Could you give the data below again, exactly and completely?

[BEGIN Record extracts]

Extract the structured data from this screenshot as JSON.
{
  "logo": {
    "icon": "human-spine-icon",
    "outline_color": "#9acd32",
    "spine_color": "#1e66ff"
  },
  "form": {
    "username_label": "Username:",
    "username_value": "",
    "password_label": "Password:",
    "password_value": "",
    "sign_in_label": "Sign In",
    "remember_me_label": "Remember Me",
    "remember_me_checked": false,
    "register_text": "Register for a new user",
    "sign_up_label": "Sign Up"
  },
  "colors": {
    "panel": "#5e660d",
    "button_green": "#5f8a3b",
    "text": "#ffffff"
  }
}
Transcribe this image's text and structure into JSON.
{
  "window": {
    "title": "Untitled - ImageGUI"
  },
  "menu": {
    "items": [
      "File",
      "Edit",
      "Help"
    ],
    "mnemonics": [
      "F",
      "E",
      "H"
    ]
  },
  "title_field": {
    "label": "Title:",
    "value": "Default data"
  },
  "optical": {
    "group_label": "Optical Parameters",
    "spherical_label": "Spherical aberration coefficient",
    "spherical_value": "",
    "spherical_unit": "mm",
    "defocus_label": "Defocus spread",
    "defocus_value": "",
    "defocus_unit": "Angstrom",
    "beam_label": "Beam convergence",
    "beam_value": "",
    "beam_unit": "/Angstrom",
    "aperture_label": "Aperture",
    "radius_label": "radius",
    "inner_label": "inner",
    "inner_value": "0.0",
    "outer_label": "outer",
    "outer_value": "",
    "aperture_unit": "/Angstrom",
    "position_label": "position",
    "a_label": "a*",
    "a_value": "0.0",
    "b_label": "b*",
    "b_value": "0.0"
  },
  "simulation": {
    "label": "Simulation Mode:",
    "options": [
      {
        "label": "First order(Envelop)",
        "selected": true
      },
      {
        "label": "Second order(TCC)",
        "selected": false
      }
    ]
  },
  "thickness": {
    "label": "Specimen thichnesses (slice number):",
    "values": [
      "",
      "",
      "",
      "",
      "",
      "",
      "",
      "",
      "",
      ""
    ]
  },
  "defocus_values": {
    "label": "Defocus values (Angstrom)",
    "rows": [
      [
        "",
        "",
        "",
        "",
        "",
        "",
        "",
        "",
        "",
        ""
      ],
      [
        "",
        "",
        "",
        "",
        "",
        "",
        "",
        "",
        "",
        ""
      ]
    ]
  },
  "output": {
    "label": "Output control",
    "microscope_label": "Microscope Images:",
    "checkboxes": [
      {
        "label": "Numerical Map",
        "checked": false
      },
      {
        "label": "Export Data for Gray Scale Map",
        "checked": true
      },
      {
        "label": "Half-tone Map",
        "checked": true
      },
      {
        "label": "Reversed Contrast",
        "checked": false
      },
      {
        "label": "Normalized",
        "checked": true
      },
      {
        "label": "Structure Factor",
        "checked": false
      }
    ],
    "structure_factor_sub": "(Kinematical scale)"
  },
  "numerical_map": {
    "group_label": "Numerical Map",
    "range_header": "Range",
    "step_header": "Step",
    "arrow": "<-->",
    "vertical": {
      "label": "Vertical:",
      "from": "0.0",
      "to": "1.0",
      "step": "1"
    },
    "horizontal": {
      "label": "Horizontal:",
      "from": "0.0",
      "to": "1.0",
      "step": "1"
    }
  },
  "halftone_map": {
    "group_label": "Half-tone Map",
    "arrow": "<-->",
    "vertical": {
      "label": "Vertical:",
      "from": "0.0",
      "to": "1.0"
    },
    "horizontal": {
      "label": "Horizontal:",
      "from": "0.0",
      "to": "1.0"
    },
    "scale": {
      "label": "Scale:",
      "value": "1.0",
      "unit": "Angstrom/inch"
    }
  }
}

[END Record extracts]

§ **Result of the task**
Extract the structured data from this screenshot as JSON.
{
  "logo": {
    "icon": "human-spine-icon",
    "outline_color": "#9acd32",
    "spine_color": "#1e66ff"
  },
  "form": {
    "username_label": "Username:",
    "username_value": "",
    "password_label": "Password:",
    "password_value": "",
    "sign_in_label": "Sign In",
    "remember_me_label": "Remember Me",
    "remember_me_checked": false,
    "register_text": "Register for a new user",
    "sign_up_label": "Sign Up"
  },
  "colors": {
    "panel": "#5e660d",
    "button_green": "#5f8a3b",
    "text": "#ffffff"
  }
}
Transcribe this image's text and structure into JSON.
{
  "window": {
    "title": "Untitled - ImageGUI"
  },
  "menu": {
    "items": [
      "File",
      "Edit",
      "Help"
    ],
    "mnemonics": [
      "F",
      "E",
      "H"
    ]
  },
  "title_field": {
    "label": "Title:",
    "value": "Default data"
  },
  "optical": {
    "group_label": "Optical Parameters",
    "spherical_label": "Spherical aberration coefficient",
    "spherical_value": "",
    "spherical_unit": "mm",
    "defocus_label": "Defocus spread",
    "defocus_value": "",
    "defocus_unit": "Angstrom",
    "beam_label": "Beam convergence",
    "beam_value": "",
    "beam_unit": "/Angstrom",
    "aperture_label": "Aperture",
    "radius_label": "radius",
    "inner_label": "inner",
    "inner_value": "0.0",
    "outer_label": "outer",
    "outer_value": "",
    "aperture_unit": "/Angstrom",
    "position_label": "position",
    "a_label": "a*",
    "a_value": "0.0",
    "b_label": "b*",
    "b_value": "0.0"
  },
  "simulation": {
    "label": "Simulation Mode:",
    "options": [
      {
        "label": "First order(Envelop)",
        "selected": true
      },
      {
        "label": "Second order(TCC)",
        "selected": false
      }
    ]
  },
  "thickness": {
    "label": "Specimen thichnesses (slice number):",
    "values": [
      "",
      "",
      "",
      "",
      "",
      "",
      "",
      "",
      "",
      ""
    ]
  },
  "defocus_values": {
    "label": "Defocus values (Angstrom)",
    "rows": [
      [
        "",
        "",
        "",
        "",
        "",
        "",
        "",
        "",
        "",
        ""
      ],
      [
        "",
        "",
        "",
        "",
        "",
        "",
        "",
        "",
        "",
        ""
      ]
    ]
  },
  "output": {
    "label": "Output control",
    "microscope_label": "Microscope Images:",
    "checkboxes": [
      {
        "label": "Numerical Map",
        "checked": false
      },
      {
        "label": "Export Data for Gray Scale Map",
        "checked": true
      },
      {
        "label": "Half-tone Map",
        "checked": true
      },
      {
        "label": "Reversed Contrast",
        "checked": false
      },
      {
        "label": "Normalized",
        "checked": true
      },
      {
        "label": "Structure Factor",
        "checked": false
      }
    ],
    "structure_factor_sub": "(Kinematical scale)"
  },
  "numerical_map": {
    "group_label": "Numerical Map",
    "range_header": "Range",
    "step_header": "Step",
    "arrow": "<-->",
    "vertical": {
      "label": "Vertical:",
      "from": "0.0",
      "to": "1.0",
      "step": "1"
    },
    "horizontal": {
      "label": "Horizontal:",
      "from": "0.0",
      "to": "1.0",
      "step": "1"
    }
  },
  "halftone_map": {
    "group_label": "Half-tone Map",
    "arrow": "<-->",
    "vertical": {
      "label": "Vertical:",
      "from": "0.0",
      "to": "1.0"
    },
    "horizontal": {
      "label": "Horizontal:",
      "from": "0.0",
      "to": "1.0"
    },
    "scale": {
      "label": "Scale:",
      "value": "1.0",
      "unit": "Angstrom/inch"
    }
  }
}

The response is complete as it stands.